- TASK GOAL: Please give the count of lines holding the string "free" and nothing besides.

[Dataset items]

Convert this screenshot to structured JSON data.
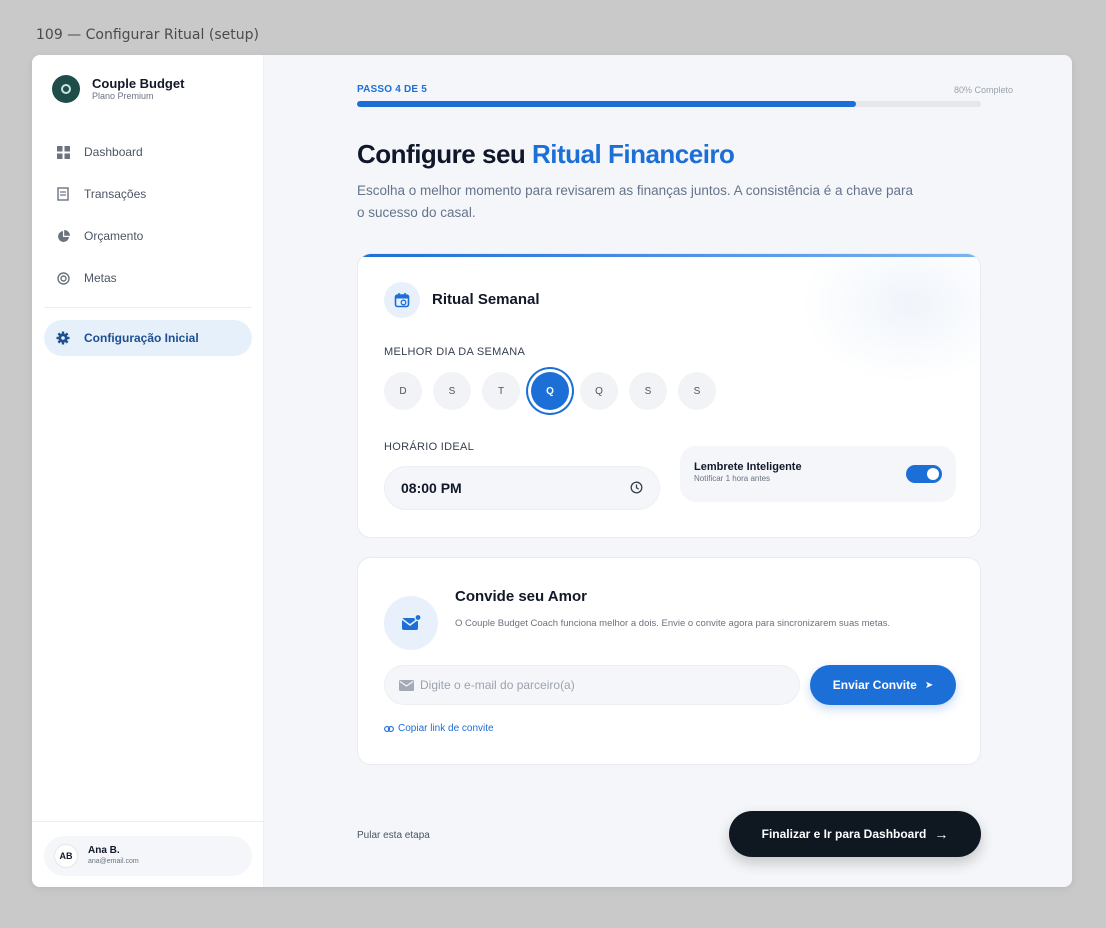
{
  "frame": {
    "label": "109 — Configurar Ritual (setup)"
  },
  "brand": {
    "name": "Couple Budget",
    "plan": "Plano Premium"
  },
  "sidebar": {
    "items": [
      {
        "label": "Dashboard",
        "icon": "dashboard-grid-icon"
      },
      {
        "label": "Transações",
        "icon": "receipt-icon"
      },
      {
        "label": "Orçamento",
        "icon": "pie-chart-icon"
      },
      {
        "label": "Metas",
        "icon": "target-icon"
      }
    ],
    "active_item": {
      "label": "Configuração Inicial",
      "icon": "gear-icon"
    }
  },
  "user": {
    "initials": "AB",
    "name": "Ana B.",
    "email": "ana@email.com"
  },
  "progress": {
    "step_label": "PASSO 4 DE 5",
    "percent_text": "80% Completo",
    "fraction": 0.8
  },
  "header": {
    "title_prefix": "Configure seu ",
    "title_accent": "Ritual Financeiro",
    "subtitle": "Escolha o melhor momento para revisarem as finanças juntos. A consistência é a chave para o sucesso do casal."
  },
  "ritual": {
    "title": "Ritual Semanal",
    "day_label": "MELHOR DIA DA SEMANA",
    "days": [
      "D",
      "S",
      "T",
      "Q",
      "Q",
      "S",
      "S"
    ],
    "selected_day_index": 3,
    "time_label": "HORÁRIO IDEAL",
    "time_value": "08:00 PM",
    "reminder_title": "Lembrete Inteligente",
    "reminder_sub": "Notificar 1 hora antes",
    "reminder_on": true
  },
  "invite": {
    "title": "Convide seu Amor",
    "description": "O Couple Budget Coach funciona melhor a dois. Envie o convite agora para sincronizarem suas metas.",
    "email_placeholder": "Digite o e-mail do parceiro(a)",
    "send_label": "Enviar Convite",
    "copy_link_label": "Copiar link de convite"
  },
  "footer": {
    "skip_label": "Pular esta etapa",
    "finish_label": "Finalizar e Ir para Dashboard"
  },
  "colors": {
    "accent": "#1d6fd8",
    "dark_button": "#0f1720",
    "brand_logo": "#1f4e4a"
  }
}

...

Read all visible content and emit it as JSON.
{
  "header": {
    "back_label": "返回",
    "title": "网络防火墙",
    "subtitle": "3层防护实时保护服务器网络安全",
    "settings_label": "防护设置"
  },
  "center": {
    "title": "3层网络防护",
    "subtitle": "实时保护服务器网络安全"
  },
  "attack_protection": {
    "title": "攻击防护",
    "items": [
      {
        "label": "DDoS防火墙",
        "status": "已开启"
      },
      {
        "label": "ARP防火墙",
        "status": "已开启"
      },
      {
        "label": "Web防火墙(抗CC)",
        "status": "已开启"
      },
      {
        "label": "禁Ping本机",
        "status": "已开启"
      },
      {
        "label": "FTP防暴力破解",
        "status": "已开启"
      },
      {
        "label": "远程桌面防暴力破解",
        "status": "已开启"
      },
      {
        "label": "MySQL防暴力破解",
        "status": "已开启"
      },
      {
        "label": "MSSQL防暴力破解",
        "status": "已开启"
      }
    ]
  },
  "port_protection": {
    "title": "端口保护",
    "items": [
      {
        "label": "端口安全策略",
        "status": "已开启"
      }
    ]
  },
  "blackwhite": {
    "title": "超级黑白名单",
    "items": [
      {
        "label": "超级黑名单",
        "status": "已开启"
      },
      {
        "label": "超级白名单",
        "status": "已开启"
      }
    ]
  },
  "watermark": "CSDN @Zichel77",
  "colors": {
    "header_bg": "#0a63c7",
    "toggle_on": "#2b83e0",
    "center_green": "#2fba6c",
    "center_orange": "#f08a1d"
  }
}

...

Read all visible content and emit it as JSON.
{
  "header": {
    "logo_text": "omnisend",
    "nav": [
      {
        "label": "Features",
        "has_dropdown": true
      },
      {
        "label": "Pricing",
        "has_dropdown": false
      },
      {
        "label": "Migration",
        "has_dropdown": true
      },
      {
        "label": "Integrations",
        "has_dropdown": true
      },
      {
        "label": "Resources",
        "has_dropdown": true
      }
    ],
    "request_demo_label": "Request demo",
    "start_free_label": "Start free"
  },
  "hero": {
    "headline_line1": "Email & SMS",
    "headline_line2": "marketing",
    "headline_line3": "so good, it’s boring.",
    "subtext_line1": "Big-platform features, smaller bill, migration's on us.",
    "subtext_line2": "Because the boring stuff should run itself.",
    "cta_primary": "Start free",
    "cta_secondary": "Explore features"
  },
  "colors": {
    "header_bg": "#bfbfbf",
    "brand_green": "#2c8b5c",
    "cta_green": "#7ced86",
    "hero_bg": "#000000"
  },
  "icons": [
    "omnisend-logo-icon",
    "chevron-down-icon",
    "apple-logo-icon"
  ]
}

- FINISHED TASK: 2